PROBLEM TO SOLVE:
Reproduce every row below word for word, but omit the pictures.

Dataset excerpt:
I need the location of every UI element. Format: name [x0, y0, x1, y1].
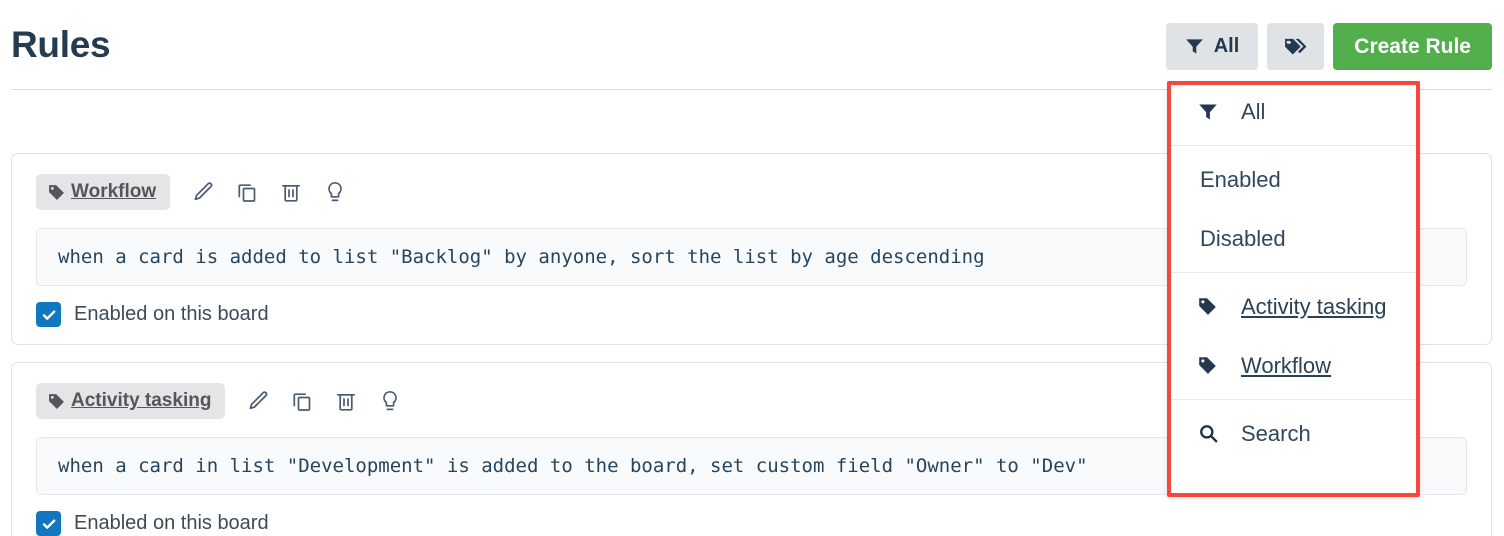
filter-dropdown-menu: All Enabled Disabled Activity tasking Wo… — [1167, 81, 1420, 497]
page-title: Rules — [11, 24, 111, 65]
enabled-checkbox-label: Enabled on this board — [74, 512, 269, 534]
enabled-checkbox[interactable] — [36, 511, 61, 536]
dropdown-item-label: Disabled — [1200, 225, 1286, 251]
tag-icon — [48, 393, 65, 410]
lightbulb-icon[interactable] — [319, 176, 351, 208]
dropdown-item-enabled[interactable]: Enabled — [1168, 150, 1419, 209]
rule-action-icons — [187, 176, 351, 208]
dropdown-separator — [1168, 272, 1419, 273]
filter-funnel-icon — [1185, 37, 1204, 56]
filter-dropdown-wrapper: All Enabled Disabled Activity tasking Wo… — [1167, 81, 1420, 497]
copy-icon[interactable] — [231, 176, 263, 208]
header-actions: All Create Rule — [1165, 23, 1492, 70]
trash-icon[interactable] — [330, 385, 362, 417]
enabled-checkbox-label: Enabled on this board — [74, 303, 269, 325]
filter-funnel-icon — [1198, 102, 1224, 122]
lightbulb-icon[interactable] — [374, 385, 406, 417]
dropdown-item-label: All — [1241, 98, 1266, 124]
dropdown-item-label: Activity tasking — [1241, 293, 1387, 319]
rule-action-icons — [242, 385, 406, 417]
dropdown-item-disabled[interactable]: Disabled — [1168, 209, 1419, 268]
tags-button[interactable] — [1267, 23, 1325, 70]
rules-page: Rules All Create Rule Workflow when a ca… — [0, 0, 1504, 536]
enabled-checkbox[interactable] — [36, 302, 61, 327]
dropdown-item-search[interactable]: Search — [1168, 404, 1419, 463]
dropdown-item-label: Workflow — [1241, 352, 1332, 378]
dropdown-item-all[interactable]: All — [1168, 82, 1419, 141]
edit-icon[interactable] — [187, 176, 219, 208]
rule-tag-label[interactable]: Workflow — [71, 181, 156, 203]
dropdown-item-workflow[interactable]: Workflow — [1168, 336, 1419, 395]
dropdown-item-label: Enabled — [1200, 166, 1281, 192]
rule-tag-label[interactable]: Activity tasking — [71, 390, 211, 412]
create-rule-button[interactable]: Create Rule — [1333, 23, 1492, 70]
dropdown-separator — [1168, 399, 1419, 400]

EXERCISE RESPONSE:
I need the location of every UI element. Format: name [x0, y0, x1, y1].
filter-dropdown-menu: All Enabled Disabled Activity tasking Wo… — [1167, 81, 1420, 497]
page-title: Rules — [11, 24, 111, 65]
enabled-checkbox-label: Enabled on this board — [74, 512, 269, 534]
enabled-checkbox[interactable] — [36, 511, 61, 536]
dropdown-item-label: Disabled — [1200, 225, 1286, 251]
tag-icon — [48, 393, 65, 410]
lightbulb-icon[interactable] — [319, 176, 351, 208]
dropdown-item-enabled[interactable]: Enabled — [1168, 150, 1419, 209]
rule-action-icons — [187, 176, 351, 208]
dropdown-separator — [1168, 272, 1419, 273]
filter-funnel-icon — [1185, 37, 1204, 56]
filter-dropdown-wrapper: All Enabled Disabled Activity tasking Wo… — [1167, 81, 1420, 497]
copy-icon[interactable] — [231, 176, 263, 208]
header-actions: All Create Rule — [1165, 23, 1492, 70]
trash-icon[interactable] — [330, 385, 362, 417]
enabled-checkbox-label: Enabled on this board — [74, 303, 269, 325]
filter-funnel-icon — [1198, 102, 1224, 122]
lightbulb-icon[interactable] — [374, 385, 406, 417]
dropdown-item-label: All — [1241, 98, 1266, 124]
dropdown-item-label: Activity tasking — [1241, 293, 1387, 319]
rule-action-icons — [242, 385, 406, 417]
dropdown-item-disabled[interactable]: Disabled — [1168, 209, 1419, 268]
tags-button[interactable] — [1267, 23, 1325, 70]
rules-page: Rules All Create Rule Workflow when a ca… — [0, 0, 1504, 536]
enabled-checkbox[interactable] — [36, 302, 61, 327]
dropdown-item-search[interactable]: Search — [1168, 404, 1419, 463]
dropdown-item-label: Workflow — [1241, 352, 1332, 378]
dropdown-item-all[interactable]: All — [1168, 82, 1419, 141]
edit-icon[interactable] — [187, 176, 219, 208]
rule-tag-label[interactable]: Workflow — [71, 181, 156, 203]
dropdown-item-workflow[interactable]: Workflow — [1168, 336, 1419, 395]
dropdown-item-label: Enabled — [1200, 166, 1281, 192]
rule-tag-label[interactable]: Activity tasking — [71, 390, 211, 412]
create-rule-button[interactable]: Create Rule — [1333, 23, 1492, 70]
dropdown-separator — [1168, 399, 1419, 400]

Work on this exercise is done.